What you have to do
Look for the word "high" in the entries below, then copy every line that has it.

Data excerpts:
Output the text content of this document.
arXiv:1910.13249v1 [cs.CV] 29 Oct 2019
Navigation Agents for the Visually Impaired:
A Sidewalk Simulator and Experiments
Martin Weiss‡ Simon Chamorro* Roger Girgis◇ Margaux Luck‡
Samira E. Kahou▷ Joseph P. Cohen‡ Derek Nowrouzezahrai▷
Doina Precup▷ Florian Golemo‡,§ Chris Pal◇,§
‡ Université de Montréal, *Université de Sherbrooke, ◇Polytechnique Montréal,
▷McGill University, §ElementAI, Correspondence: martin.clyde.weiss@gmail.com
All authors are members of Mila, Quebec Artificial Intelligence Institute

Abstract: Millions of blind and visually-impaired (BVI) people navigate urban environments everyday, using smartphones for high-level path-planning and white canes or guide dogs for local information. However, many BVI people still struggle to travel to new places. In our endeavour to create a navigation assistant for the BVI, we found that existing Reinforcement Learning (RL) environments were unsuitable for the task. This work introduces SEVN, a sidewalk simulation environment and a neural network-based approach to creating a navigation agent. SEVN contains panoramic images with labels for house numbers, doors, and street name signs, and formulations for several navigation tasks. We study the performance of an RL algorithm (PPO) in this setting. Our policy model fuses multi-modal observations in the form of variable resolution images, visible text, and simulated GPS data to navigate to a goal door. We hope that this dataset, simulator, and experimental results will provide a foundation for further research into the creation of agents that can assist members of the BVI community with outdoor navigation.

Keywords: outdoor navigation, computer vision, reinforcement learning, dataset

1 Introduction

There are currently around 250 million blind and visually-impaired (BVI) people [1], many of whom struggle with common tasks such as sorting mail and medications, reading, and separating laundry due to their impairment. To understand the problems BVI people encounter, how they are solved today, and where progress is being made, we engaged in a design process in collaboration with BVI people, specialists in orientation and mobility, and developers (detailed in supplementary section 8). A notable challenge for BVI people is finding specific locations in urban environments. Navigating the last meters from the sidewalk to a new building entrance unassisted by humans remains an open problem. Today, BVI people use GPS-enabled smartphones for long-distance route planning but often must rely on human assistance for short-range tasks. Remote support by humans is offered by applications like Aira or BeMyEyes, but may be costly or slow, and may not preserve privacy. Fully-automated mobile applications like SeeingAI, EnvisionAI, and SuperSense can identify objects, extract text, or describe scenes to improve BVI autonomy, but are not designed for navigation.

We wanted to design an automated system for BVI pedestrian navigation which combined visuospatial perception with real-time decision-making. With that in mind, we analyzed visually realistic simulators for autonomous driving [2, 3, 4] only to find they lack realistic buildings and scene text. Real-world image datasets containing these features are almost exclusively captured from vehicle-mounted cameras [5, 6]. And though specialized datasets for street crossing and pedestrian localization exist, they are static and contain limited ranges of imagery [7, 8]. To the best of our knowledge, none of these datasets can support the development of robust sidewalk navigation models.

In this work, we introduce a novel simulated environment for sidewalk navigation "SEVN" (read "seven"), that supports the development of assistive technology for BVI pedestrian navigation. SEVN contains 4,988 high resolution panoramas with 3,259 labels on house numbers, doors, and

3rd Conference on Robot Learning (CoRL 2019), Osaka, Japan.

Answer to the exercise
Abstract: Millions of blind and visually-impaired (BVI) people navigate urban environments everyday, using smartphones for high-level path-planning and white canes or guide dogs for local information. However, many BVI people still struggle to travel to new places. In our endeavour to create a navigation assistant for the BVI, we found that existing Reinforcement Learning (RL) environments were unsuitable for the task. This work introduces SEVN, a sidewalk simulation environment and a neural network-based approach to creating a navigation agent. SEVN contains panoramic images with labels for house numbers, doors, and street name signs, and formulations for several navigation tasks. We study the performance of an RL algorithm (PPO) in this setting. Our policy model fuses multi-modal observations in the form of variable resolution images, visible text, and simulated GPS data to navigate to a goal door. We hope that this dataset, simulator, and experimental results will provide a foundation for further research into the creation of agents that can assist members of the BVI community with outdoor navigation.
In this work, we introduce a novel simulated environment for sidewalk navigation "SEVN" (read "seven"), that supports the development of assistive technology for BVI pedestrian navigation. SEVN contains 4,988 high resolution panoramas with 3,259 labels on house numbers, doors, and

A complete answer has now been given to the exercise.